___ STORED DATA ___

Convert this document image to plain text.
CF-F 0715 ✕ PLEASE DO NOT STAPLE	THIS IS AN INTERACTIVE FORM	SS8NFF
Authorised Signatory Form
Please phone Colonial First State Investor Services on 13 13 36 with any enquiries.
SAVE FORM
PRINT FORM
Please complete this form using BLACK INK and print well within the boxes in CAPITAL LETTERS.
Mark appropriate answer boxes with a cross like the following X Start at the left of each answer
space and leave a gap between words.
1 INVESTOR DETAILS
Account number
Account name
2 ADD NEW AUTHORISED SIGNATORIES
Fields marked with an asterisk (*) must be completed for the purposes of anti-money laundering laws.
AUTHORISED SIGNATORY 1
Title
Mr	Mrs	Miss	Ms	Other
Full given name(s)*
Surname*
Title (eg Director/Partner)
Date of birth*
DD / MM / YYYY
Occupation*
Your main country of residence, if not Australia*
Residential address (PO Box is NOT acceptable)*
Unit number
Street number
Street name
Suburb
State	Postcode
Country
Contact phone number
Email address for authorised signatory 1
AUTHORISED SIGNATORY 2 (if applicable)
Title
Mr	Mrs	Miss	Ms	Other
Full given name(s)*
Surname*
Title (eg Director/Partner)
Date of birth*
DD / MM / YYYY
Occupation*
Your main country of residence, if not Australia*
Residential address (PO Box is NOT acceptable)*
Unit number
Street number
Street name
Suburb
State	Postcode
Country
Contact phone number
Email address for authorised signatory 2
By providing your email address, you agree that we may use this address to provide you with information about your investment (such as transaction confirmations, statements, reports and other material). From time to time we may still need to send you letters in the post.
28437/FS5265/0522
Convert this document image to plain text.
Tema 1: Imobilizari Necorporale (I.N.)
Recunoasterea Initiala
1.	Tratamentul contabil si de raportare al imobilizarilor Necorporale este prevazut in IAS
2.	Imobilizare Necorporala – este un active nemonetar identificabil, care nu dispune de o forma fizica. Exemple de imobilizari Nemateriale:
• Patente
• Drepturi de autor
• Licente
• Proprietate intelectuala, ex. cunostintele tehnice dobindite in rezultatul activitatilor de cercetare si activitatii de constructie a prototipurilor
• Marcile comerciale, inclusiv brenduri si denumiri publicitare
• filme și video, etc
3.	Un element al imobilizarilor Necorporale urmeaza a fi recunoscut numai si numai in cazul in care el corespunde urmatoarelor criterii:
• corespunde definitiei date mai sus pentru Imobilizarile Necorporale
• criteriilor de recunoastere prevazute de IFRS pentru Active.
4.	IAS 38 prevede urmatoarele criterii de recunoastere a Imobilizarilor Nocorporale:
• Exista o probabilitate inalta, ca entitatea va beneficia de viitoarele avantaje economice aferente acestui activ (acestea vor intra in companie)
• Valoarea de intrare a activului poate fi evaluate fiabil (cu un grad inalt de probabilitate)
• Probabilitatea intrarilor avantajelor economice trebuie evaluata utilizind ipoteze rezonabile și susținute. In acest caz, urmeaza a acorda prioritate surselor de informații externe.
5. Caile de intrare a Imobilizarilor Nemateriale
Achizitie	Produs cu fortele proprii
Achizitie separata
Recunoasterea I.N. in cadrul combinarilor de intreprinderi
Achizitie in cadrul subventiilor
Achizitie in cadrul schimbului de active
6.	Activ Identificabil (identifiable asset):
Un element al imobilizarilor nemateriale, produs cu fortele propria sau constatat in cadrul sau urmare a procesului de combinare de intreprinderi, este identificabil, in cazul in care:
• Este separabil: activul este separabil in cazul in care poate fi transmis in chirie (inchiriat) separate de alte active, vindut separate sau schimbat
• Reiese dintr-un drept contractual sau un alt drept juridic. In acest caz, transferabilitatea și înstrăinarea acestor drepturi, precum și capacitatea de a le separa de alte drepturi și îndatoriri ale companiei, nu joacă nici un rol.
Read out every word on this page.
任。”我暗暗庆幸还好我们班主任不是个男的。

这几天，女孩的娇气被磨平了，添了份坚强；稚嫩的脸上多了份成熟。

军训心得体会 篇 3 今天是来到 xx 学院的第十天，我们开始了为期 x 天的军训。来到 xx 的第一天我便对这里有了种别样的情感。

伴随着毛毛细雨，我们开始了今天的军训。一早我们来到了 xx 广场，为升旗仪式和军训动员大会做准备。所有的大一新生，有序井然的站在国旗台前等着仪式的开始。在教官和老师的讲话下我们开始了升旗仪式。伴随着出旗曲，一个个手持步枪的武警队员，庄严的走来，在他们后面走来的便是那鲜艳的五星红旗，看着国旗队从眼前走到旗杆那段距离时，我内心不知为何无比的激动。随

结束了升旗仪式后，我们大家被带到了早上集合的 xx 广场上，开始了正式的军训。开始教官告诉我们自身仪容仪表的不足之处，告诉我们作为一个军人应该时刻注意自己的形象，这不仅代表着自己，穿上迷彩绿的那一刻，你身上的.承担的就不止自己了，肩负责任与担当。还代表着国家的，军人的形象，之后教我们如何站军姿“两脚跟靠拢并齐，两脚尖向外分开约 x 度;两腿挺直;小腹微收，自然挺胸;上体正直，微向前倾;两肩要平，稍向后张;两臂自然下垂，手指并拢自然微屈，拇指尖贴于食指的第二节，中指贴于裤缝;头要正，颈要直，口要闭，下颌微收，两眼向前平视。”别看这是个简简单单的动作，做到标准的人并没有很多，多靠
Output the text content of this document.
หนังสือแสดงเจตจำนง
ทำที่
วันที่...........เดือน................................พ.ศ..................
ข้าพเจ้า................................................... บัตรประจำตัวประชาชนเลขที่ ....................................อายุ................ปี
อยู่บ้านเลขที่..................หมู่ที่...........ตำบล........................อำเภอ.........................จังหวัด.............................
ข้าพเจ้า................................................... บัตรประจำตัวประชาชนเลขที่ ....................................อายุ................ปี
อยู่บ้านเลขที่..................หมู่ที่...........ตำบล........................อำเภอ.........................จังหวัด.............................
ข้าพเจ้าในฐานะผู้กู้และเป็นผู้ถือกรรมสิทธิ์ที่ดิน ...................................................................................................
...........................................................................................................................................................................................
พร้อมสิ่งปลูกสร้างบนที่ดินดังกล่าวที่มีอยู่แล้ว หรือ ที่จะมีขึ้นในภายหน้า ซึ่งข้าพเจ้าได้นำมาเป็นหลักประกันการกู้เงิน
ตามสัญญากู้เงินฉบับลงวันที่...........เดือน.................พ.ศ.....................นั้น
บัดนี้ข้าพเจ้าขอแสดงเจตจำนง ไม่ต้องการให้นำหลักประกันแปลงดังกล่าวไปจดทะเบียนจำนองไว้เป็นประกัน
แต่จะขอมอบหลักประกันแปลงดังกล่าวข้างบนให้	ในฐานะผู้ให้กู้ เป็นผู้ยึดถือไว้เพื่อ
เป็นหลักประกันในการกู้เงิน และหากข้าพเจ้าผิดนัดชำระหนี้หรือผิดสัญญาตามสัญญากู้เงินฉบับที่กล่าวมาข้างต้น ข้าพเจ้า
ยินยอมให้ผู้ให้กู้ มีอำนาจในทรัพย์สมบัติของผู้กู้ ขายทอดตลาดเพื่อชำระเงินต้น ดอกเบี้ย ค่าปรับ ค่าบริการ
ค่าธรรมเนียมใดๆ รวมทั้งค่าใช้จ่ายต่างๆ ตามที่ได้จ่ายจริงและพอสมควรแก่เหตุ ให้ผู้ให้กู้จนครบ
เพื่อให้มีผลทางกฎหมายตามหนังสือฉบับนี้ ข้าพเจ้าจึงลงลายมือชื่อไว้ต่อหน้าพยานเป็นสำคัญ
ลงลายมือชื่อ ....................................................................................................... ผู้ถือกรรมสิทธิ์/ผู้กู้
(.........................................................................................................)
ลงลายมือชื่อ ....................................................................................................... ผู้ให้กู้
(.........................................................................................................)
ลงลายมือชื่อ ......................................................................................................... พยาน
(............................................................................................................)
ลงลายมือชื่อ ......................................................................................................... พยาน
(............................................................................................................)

___

- _EXERCISE BRIEF_
In the entries above, identify every line with the string "Recunoasterea".

- _TASK RESPONSE_
Recunoasterea Initiala
Recunoasterea I.N. in cadrul combinarilor de intreprinderi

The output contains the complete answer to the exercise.